Recorded data
============

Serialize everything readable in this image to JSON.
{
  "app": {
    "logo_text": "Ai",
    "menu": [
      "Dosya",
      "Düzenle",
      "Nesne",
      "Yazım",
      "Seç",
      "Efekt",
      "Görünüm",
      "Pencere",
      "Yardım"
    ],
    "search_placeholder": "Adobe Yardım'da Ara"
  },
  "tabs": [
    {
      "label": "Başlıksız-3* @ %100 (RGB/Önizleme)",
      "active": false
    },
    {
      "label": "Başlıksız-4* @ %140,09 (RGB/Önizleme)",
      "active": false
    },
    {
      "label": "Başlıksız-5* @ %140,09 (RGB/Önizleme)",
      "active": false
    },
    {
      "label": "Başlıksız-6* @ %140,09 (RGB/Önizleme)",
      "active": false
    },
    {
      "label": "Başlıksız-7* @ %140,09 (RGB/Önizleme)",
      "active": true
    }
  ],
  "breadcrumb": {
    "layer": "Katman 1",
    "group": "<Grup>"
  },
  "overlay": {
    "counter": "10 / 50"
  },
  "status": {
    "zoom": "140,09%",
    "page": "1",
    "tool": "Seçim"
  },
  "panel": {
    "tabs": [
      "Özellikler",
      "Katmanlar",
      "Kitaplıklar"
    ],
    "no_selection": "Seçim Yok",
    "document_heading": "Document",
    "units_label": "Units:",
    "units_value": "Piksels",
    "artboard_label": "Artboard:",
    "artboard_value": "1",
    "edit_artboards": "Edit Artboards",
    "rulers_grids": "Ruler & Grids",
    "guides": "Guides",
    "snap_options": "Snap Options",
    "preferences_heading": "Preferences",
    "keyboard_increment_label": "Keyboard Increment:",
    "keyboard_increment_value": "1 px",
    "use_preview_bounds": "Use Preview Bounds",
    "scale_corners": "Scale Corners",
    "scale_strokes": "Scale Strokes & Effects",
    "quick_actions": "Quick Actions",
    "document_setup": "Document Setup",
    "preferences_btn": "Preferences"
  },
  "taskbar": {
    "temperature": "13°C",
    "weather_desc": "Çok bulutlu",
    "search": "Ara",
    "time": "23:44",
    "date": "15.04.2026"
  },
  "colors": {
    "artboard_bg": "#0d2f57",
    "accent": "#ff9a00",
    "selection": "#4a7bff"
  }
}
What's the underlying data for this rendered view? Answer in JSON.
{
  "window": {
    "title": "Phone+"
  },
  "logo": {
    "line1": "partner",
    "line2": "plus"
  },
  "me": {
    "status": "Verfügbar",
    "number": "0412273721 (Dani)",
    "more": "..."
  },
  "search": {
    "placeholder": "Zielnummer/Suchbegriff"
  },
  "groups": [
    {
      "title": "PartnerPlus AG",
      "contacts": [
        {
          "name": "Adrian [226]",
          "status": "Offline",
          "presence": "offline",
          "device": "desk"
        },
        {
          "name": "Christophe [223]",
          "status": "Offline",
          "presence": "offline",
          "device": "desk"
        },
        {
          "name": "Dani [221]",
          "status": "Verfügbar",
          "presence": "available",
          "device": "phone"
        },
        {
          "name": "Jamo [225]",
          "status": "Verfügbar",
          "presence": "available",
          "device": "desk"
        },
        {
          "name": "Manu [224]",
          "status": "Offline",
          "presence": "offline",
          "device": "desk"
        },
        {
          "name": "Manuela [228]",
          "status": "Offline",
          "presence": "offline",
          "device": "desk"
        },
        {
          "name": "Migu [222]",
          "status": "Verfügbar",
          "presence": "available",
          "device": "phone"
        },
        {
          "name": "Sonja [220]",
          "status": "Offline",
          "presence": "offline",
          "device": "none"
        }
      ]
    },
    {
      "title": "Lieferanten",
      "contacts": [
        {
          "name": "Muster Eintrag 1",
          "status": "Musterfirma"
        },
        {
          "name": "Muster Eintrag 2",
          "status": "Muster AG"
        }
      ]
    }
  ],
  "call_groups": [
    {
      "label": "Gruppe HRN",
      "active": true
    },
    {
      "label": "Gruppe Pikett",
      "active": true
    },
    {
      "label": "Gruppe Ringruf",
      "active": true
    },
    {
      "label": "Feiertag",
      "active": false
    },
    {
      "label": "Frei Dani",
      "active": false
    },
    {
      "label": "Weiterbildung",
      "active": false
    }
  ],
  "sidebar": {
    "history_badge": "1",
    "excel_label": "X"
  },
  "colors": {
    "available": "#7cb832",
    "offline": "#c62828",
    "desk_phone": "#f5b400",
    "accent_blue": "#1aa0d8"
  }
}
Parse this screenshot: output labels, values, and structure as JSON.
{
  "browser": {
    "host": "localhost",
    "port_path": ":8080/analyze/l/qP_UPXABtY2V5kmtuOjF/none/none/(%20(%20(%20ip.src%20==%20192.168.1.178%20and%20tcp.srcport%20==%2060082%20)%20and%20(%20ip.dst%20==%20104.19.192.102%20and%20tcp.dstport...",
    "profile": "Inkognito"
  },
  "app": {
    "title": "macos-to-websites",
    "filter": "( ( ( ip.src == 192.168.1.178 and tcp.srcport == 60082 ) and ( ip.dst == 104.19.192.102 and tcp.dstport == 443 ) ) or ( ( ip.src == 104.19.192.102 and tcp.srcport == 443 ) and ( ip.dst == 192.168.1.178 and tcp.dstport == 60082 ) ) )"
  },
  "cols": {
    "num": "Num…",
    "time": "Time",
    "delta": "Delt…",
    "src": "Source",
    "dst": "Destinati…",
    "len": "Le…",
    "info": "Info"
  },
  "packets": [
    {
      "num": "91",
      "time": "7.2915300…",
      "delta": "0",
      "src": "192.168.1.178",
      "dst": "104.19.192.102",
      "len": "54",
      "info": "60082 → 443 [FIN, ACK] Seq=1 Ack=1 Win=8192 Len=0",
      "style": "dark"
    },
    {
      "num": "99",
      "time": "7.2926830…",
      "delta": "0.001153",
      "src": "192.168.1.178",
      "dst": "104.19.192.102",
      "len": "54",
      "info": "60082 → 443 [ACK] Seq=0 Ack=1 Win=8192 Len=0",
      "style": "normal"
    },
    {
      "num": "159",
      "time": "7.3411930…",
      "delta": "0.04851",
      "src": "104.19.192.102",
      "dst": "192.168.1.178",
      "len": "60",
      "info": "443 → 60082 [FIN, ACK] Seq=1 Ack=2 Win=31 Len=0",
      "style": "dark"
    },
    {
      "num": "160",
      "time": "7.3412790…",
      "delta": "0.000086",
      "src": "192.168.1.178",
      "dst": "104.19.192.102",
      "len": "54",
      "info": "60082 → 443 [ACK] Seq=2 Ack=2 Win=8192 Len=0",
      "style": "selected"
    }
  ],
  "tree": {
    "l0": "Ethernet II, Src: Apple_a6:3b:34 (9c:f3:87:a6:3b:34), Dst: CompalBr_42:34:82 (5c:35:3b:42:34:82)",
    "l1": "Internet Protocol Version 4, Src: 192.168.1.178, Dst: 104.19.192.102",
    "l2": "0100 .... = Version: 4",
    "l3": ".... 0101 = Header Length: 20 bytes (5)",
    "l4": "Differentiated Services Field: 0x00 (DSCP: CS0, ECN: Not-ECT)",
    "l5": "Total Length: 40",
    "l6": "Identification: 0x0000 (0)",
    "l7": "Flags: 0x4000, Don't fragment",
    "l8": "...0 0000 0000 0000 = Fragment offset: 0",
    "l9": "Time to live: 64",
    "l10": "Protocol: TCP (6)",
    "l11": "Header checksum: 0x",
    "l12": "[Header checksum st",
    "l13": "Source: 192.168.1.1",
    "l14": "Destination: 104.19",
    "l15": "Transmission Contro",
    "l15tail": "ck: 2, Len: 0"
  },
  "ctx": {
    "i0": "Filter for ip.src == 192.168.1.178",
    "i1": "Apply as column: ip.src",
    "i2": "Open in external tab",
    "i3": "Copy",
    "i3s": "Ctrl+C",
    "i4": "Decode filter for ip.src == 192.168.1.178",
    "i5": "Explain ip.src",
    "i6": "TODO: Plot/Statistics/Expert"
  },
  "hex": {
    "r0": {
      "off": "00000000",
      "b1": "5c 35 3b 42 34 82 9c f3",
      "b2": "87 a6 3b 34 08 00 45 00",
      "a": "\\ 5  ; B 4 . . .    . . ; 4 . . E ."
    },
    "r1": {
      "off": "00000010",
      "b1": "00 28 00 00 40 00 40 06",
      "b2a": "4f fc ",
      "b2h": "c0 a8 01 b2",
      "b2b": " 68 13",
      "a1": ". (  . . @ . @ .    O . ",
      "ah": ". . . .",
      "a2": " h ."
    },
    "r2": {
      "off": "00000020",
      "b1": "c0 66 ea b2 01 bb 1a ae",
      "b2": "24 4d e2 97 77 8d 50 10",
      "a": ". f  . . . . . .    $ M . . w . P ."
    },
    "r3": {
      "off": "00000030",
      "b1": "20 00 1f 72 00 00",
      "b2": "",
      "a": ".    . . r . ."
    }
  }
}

============

Directions: Which lines above contain the word "delta"? Copy each of them.

Task answer:
    "delta": "Delt…",
      "delta": "0",
      "delta": "0.001153",
      "delta": "0.04851",
      "delta": "0.000086",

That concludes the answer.